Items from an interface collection
━━━━━━

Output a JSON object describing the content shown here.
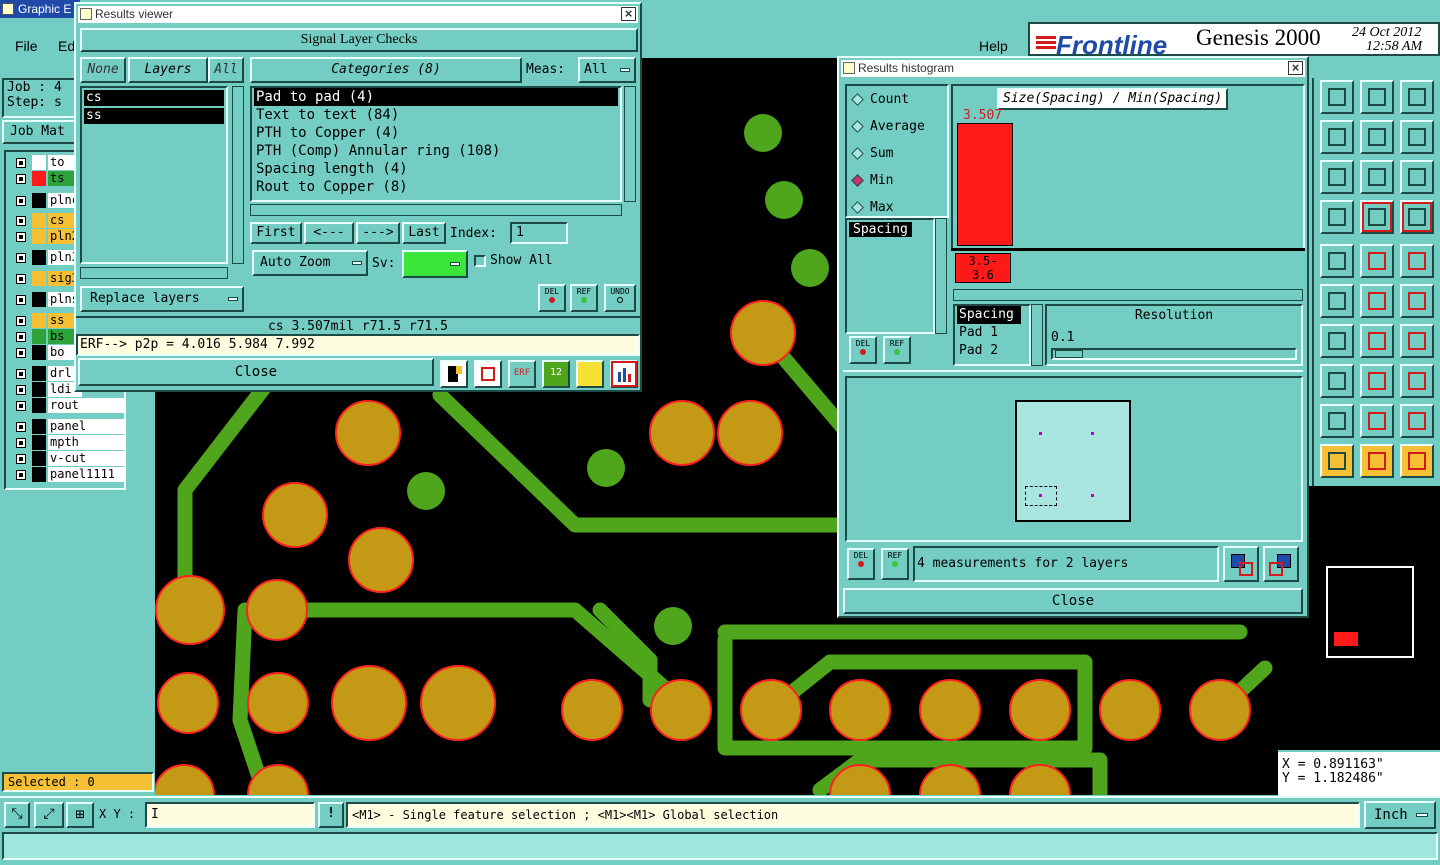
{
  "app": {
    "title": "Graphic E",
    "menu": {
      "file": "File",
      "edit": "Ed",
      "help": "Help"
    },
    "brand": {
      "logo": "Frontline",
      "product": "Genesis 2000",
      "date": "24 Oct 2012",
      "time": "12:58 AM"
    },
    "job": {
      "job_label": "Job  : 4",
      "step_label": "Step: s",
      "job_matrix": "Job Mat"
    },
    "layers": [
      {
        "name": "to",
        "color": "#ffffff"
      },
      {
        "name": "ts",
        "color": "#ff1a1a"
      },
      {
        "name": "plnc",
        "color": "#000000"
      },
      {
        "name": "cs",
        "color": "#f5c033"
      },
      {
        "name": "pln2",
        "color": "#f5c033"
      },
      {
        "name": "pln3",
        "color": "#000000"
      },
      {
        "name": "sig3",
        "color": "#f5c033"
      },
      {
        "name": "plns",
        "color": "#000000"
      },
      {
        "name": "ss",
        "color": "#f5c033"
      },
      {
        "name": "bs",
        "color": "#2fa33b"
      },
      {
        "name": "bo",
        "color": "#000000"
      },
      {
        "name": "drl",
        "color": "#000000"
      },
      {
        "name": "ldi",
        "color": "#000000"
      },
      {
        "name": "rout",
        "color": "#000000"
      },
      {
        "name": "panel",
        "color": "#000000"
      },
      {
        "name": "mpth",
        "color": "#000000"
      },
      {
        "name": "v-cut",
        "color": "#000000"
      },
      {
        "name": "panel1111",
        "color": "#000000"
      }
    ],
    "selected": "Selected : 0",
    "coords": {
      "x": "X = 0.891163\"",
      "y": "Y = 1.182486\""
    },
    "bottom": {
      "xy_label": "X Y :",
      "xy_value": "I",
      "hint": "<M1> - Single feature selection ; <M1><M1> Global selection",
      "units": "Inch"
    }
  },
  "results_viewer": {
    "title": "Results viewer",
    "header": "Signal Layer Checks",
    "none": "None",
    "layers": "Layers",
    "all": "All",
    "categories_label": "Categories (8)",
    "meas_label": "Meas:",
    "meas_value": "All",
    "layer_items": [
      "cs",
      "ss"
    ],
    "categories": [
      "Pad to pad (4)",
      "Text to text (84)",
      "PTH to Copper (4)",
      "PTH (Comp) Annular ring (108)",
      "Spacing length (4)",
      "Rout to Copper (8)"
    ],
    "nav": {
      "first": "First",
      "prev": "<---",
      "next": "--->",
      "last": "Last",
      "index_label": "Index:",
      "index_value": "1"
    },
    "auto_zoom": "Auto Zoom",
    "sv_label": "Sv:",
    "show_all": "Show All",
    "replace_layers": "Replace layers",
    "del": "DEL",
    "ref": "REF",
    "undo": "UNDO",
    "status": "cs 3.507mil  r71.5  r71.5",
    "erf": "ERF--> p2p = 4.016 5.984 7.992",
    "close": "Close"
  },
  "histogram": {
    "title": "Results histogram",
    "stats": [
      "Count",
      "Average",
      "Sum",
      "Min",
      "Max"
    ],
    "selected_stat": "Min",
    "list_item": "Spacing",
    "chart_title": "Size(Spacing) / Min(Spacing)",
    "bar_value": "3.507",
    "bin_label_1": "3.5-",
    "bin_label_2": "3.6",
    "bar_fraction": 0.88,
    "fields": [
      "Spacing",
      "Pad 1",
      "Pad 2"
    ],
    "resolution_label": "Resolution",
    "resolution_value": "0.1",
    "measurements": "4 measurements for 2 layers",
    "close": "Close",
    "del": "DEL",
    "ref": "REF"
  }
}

━━━━━━

■ Problem to work on: Find "histogram" in the data above. Report each line where it appears.

■ Answer section:
  "histogram": {
    "title": "Results histogram",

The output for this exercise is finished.